# PROBLEM REQUIREMENTS:
Return the records exactly as they are.

━━━━━━━━━━━━━━━━

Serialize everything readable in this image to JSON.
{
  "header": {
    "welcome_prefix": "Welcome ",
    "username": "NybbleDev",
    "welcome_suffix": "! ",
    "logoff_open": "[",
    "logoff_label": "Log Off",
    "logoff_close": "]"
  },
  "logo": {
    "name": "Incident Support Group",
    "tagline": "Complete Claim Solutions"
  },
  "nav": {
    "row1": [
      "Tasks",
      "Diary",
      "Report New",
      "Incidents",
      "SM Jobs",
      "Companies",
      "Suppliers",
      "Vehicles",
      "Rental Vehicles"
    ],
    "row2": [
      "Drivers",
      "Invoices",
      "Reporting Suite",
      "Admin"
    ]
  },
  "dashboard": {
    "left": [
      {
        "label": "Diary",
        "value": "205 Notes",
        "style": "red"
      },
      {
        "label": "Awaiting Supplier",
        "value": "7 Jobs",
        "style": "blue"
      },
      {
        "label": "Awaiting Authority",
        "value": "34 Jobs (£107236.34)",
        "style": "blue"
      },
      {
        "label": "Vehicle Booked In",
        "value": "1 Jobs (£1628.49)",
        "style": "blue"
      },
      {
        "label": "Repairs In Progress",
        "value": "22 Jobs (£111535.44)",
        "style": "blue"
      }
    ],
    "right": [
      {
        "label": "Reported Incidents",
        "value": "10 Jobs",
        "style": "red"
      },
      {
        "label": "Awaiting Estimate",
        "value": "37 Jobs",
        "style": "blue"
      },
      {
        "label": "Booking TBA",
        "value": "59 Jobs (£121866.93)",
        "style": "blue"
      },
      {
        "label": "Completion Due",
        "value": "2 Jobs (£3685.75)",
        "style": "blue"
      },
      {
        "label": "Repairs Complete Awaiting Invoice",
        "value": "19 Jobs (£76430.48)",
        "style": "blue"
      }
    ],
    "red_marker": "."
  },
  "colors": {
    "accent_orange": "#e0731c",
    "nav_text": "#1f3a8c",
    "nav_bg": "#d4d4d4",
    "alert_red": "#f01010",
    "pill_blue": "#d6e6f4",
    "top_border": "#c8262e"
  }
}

━━━━━━━━━━━━━━━━

# FINISHED ANSWER:
Serialize everything readable in this image to JSON.
{
  "header": {
    "welcome_prefix": "Welcome ",
    "username": "NybbleDev",
    "welcome_suffix": "! ",
    "logoff_open": "[",
    "logoff_label": "Log Off",
    "logoff_close": "]"
  },
  "logo": {
    "name": "Incident Support Group",
    "tagline": "Complete Claim Solutions"
  },
  "nav": {
    "row1": [
      "Tasks",
      "Diary",
      "Report New",
      "Incidents",
      "SM Jobs",
      "Companies",
      "Suppliers",
      "Vehicles",
      "Rental Vehicles"
    ],
    "row2": [
      "Drivers",
      "Invoices",
      "Reporting Suite",
      "Admin"
    ]
  },
  "dashboard": {
    "left": [
      {
        "label": "Diary",
        "value": "205 Notes",
        "style": "red"
      },
      {
        "label": "Awaiting Supplier",
        "value": "7 Jobs",
        "style": "blue"
      },
      {
        "label": "Awaiting Authority",
        "value": "34 Jobs (£107236.34)",
        "style": "blue"
      },
      {
        "label": "Vehicle Booked In",
        "value": "1 Jobs (£1628.49)",
        "style": "blue"
      },
      {
        "label": "Repairs In Progress",
        "value": "22 Jobs (£111535.44)",
        "style": "blue"
      }
    ],
    "right": [
      {
        "label": "Reported Incidents",
        "value": "10 Jobs",
        "style": "red"
      },
      {
        "label": "Awaiting Estimate",
        "value": "37 Jobs",
        "style": "blue"
      },
      {
        "label": "Booking TBA",
        "value": "59 Jobs (£121866.93)",
        "style": "blue"
      },
      {
        "label": "Completion Due",
        "value": "2 Jobs (£3685.75)",
        "style": "blue"
      },
      {
        "label": "Repairs Complete Awaiting Invoice",
        "value": "19 Jobs (£76430.48)",
        "style": "blue"
      }
    ],
    "red_marker": "."
  },
  "colors": {
    "accent_orange": "#e0731c",
    "nav_text": "#1f3a8c",
    "nav_bg": "#d4d4d4",
    "alert_red": "#f01010",
    "pill_blue": "#d6e6f4",
    "top_border": "#c8262e"
  }
}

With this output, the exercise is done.